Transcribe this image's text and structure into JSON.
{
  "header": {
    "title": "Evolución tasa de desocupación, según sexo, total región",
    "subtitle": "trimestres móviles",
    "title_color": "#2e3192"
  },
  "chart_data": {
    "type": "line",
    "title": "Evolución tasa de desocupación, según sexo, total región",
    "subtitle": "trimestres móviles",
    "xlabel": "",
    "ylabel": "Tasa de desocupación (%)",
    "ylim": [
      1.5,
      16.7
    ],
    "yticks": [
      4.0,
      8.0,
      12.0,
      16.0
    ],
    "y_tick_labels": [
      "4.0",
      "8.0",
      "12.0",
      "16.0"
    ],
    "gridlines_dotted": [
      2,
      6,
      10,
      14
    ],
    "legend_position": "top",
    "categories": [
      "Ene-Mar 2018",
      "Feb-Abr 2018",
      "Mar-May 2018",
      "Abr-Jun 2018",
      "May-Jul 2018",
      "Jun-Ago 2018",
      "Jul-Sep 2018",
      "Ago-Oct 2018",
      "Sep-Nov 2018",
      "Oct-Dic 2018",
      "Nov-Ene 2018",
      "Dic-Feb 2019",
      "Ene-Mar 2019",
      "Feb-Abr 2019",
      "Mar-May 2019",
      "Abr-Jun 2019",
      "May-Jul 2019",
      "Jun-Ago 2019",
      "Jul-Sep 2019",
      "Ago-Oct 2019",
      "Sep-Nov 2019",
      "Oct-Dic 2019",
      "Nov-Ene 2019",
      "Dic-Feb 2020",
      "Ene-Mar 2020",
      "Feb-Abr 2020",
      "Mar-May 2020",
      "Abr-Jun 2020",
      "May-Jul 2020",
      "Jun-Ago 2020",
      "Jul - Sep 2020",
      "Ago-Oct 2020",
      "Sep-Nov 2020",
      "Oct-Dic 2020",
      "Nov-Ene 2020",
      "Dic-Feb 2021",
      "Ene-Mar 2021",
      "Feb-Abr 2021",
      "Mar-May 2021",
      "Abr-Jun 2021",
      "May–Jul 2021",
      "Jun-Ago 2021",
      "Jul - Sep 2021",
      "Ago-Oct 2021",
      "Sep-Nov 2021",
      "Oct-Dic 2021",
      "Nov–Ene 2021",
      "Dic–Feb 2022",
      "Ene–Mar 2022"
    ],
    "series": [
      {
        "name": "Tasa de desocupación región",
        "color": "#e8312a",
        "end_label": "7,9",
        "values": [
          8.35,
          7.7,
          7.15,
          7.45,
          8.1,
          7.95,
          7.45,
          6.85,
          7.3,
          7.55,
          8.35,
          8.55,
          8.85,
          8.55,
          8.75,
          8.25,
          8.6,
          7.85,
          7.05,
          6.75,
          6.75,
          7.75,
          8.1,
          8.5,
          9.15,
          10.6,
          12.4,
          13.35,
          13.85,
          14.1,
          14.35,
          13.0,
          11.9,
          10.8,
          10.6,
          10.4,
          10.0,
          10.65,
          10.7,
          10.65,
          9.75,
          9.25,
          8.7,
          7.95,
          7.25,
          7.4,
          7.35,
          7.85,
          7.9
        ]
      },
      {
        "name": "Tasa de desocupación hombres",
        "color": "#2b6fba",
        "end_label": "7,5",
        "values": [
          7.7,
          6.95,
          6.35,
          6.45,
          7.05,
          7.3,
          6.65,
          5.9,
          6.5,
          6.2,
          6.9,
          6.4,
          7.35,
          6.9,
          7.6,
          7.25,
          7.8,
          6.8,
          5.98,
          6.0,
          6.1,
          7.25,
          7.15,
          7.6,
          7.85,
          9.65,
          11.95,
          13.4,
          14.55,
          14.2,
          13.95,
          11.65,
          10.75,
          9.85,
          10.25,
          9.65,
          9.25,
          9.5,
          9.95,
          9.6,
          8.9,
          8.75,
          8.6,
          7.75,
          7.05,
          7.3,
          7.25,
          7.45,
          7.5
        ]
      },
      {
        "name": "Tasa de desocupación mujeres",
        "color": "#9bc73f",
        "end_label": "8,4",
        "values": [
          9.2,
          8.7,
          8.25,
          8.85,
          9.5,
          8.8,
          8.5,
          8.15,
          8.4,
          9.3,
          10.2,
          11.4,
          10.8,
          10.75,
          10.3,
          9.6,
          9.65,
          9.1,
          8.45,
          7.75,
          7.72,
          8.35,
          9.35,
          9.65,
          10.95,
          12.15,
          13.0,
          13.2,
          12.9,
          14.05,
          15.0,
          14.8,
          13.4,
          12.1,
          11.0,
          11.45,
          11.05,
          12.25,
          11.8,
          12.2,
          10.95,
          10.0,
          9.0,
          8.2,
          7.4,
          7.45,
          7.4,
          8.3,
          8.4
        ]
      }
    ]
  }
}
· · · · ·
What you have to do
Each record above should be returned exactly as it appears.

Task solution
Transcribe this image's text and structure into JSON.
{
  "header": {
    "title": "Evolución tasa de desocupación, según sexo, total región",
    "subtitle": "trimestres móviles",
    "title_color": "#2e3192"
  },
  "chart_data": {
    "type": "line",
    "title": "Evolución tasa de desocupación, según sexo, total región",
    "subtitle": "trimestres móviles",
    "xlabel": "",
    "ylabel": "Tasa de desocupación (%)",
    "ylim": [
      1.5,
      16.7
    ],
    "yticks": [
      4.0,
      8.0,
      12.0,
      16.0
    ],
    "y_tick_labels": [
      "4.0",
      "8.0",
      "12.0",
      "16.0"
    ],
    "gridlines_dotted": [
      2,
      6,
      10,
      14
    ],
    "legend_position": "top",
    "categories": [
      "Ene-Mar 2018",
      "Feb-Abr 2018",
      "Mar-May 2018",
      "Abr-Jun 2018",
      "May-Jul 2018",
      "Jun-Ago 2018",
      "Jul-Sep 2018",
      "Ago-Oct 2018",
      "Sep-Nov 2018",
      "Oct-Dic 2018",
      "Nov-Ene 2018",
      "Dic-Feb 2019",
      "Ene-Mar 2019",
      "Feb-Abr 2019",
      "Mar-May 2019",
      "Abr-Jun 2019",
      "May-Jul 2019",
      "Jun-Ago 2019",
      "Jul-Sep 2019",
      "Ago-Oct 2019",
      "Sep-Nov 2019",
      "Oct-Dic 2019",
      "Nov-Ene 2019",
      "Dic-Feb 2020",
      "Ene-Mar 2020",
      "Feb-Abr 2020",
      "Mar-May 2020",
      "Abr-Jun 2020",
      "May-Jul 2020",
      "Jun-Ago 2020",
      "Jul - Sep 2020",
      "Ago-Oct 2020",
      "Sep-Nov 2020",
      "Oct-Dic 2020",
      "Nov-Ene 2020",
      "Dic-Feb 2021",
      "Ene-Mar 2021",
      "Feb-Abr 2021",
      "Mar-May 2021",
      "Abr-Jun 2021",
      "May–Jul 2021",
      "Jun-Ago 2021",
      "Jul - Sep 2021",
      "Ago-Oct 2021",
      "Sep-Nov 2021",
      "Oct-Dic 2021",
      "Nov–Ene 2021",
      "Dic–Feb 2022",
      "Ene–Mar 2022"
    ],
    "series": [
      {
        "name": "Tasa de desocupación región",
        "color": "#e8312a",
        "end_label": "7,9",
        "values": [
          8.35,
          7.7,
          7.15,
          7.45,
          8.1,
          7.95,
          7.45,
          6.85,
          7.3,
          7.55,
          8.35,
          8.55,
          8.85,
          8.55,
          8.75,
          8.25,
          8.6,
          7.85,
          7.05,
          6.75,
          6.75,
          7.75,
          8.1,
          8.5,
          9.15,
          10.6,
          12.4,
          13.35,
          13.85,
          14.1,
          14.35,
          13.0,
          11.9,
          10.8,
          10.6,
          10.4,
          10.0,
          10.65,
          10.7,
          10.65,
          9.75,
          9.25,
          8.7,
          7.95,
          7.25,
          7.4,
          7.35,
          7.85,
          7.9
        ]
      },
      {
        "name": "Tasa de desocupación hombres",
        "color": "#2b6fba",
        "end_label": "7,5",
        "values": [
          7.7,
          6.95,
          6.35,
          6.45,
          7.05,
          7.3,
          6.65,
          5.9,
          6.5,
          6.2,
          6.9,
          6.4,
          7.35,
          6.9,
          7.6,
          7.25,
          7.8,
          6.8,
          5.98,
          6.0,
          6.1,
          7.25,
          7.15,
          7.6,
          7.85,
          9.65,
          11.95,
          13.4,
          14.55,
          14.2,
          13.95,
          11.65,
          10.75,
          9.85,
          10.25,
          9.65,
          9.25,
          9.5,
          9.95,
          9.6,
          8.9,
          8.75,
          8.6,
          7.75,
          7.05,
          7.3,
          7.25,
          7.45,
          7.5
        ]
      },
      {
        "name": "Tasa de desocupación mujeres",
        "color": "#9bc73f",
        "end_label": "8,4",
        "values": [
          9.2,
          8.7,
          8.25,
          8.85,
          9.5,
          8.8,
          8.5,
          8.15,
          8.4,
          9.3,
          10.2,
          11.4,
          10.8,
          10.75,
          10.3,
          9.6,
          9.65,
          9.1,
          8.45,
          7.75,
          7.72,
          8.35,
          9.35,
          9.65,
          10.95,
          12.15,
          13.0,
          13.2,
          12.9,
          14.05,
          15.0,
          14.8,
          13.4,
          12.1,
          11.0,
          11.45,
          11.05,
          12.25,
          11.8,
          12.2,
          10.95,
          10.0,
          9.0,
          8.2,
          7.4,
          7.45,
          7.4,
          8.3,
          8.4
        ]
      }
    ]
  }
}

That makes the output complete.